* _TASK TO CARRY OUT_: Return the full listing exactly as it is written.

* _ITEMS_:
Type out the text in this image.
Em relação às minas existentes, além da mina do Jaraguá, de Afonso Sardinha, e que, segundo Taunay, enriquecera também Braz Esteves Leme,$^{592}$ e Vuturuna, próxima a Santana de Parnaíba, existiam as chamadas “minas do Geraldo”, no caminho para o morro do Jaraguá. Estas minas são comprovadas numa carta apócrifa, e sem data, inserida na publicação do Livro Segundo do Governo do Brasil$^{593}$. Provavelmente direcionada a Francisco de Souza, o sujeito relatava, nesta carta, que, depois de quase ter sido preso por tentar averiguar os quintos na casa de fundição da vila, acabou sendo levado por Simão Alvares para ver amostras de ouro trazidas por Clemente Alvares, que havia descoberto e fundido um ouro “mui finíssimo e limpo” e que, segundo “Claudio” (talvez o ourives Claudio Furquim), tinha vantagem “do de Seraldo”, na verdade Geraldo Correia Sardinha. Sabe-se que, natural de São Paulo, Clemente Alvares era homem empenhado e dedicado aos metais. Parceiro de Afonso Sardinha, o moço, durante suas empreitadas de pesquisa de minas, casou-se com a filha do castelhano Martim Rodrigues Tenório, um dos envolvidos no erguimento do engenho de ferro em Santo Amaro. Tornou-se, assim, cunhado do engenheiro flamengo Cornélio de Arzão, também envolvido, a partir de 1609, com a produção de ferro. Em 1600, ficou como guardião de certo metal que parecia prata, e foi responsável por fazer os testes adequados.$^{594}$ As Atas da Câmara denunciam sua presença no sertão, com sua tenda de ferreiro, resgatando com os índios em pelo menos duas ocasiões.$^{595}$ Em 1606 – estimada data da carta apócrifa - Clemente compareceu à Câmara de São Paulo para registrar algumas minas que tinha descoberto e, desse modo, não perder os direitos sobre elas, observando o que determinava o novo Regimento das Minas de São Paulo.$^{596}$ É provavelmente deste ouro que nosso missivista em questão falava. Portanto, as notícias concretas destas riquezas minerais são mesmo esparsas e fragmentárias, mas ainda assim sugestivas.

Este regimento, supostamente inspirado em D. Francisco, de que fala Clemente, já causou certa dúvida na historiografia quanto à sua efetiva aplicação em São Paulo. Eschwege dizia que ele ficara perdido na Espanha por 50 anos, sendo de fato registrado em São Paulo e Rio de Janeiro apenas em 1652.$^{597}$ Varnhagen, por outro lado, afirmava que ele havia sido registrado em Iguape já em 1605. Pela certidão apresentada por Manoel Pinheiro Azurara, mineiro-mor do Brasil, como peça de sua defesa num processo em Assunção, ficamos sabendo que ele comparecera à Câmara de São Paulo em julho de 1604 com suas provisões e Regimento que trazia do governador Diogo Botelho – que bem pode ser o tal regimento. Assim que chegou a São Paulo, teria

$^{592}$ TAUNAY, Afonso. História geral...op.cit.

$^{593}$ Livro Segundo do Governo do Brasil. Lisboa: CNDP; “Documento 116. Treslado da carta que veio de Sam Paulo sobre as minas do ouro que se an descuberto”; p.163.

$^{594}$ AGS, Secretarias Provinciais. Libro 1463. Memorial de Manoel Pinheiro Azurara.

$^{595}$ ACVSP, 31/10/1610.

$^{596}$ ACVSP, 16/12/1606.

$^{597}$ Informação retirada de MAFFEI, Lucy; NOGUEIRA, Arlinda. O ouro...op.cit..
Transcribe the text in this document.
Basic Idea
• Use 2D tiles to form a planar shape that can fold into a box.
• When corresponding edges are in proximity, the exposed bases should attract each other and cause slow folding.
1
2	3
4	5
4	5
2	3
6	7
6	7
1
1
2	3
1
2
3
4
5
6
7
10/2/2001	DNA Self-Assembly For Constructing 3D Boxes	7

* _FULL OUTPUT_:
Type out the text in this image.
Em relação às minas existentes, além da mina do Jaraguá, de Afonso Sardinha, e que, segundo Taunay, enriquecera também Braz Esteves Leme,$^{592}$ e Vuturuna, próxima a Santana de Parnaíba, existiam as chamadas “minas do Geraldo”, no caminho para o morro do Jaraguá. Estas minas são comprovadas numa carta apócrifa, e sem data, inserida na publicação do Livro Segundo do Governo do Brasil$^{593}$. Provavelmente direcionada a Francisco de Souza, o sujeito relatava, nesta carta, que, depois de quase ter sido preso por tentar averiguar os quintos na casa de fundição da vila, acabou sendo levado por Simão Alvares para ver amostras de ouro trazidas por Clemente Alvares, que havia descoberto e fundido um ouro “mui finíssimo e limpo” e que, segundo “Claudio” (talvez o ourives Claudio Furquim), tinha vantagem “do de Seraldo”, na verdade Geraldo Correia Sardinha. Sabe-se que, natural de São Paulo, Clemente Alvares era homem empenhado e dedicado aos metais. Parceiro de Afonso Sardinha, o moço, durante suas empreitadas de pesquisa de minas, casou-se com a filha do castelhano Martim Rodrigues Tenório, um dos envolvidos no erguimento do engenho de ferro em Santo Amaro. Tornou-se, assim, cunhado do engenheiro flamengo Cornélio de Arzão, também envolvido, a partir de 1609, com a produção de ferro. Em 1600, ficou como guardião de certo metal que parecia prata, e foi responsável por fazer os testes adequados.$^{594}$ As Atas da Câmara denunciam sua presença no sertão, com sua tenda de ferreiro, resgatando com os índios em pelo menos duas ocasiões.$^{595}$ Em 1606 – estimada data da carta apócrifa - Clemente compareceu à Câmara de São Paulo para registrar algumas minas que tinha descoberto e, desse modo, não perder os direitos sobre elas, observando o que determinava o novo Regimento das Minas de São Paulo.$^{596}$ É provavelmente deste ouro que nosso missivista em questão falava. Portanto, as notícias concretas destas riquezas minerais são mesmo esparsas e fragmentárias, mas ainda assim sugestivas.

Este regimento, supostamente inspirado em D. Francisco, de que fala Clemente, já causou certa dúvida na historiografia quanto à sua efetiva aplicação em São Paulo. Eschwege dizia que ele ficara perdido na Espanha por 50 anos, sendo de fato registrado em São Paulo e Rio de Janeiro apenas em 1652.$^{597}$ Varnhagen, por outro lado, afirmava que ele havia sido registrado em Iguape já em 1605. Pela certidão apresentada por Manoel Pinheiro Azurara, mineiro-mor do Brasil, como peça de sua defesa num processo em Assunção, ficamos sabendo que ele comparecera à Câmara de São Paulo em julho de 1604 com suas provisões e Regimento que trazia do governador Diogo Botelho – que bem pode ser o tal regimento. Assim que chegou a São Paulo, teria

$^{592}$ TAUNAY, Afonso. História geral...op.cit.

$^{593}$ Livro Segundo do Governo do Brasil. Lisboa: CNDP; “Documento 116. Treslado da carta que veio de Sam Paulo sobre as minas do ouro que se an descuberto”; p.163.

$^{594}$ AGS, Secretarias Provinciais. Libro 1463. Memorial de Manoel Pinheiro Azurara.

$^{595}$ ACVSP, 31/10/1610.

$^{596}$ ACVSP, 16/12/1606.

$^{597}$ Informação retirada de MAFFEI, Lucy; NOGUEIRA, Arlinda. O ouro...op.cit..
Transcribe the text in this document.
Basic Idea
• Use 2D tiles to form a planar shape that can fold into a box.
• When corresponding edges are in proximity, the exposed bases should attract each other and cause slow folding.
1
2	3
4	5
4	5
2	3
6	7
6	7
1
1
2	3
1
2
3
4
5
6
7
10/2/2001	DNA Self-Assembly For Constructing 3D Boxes	7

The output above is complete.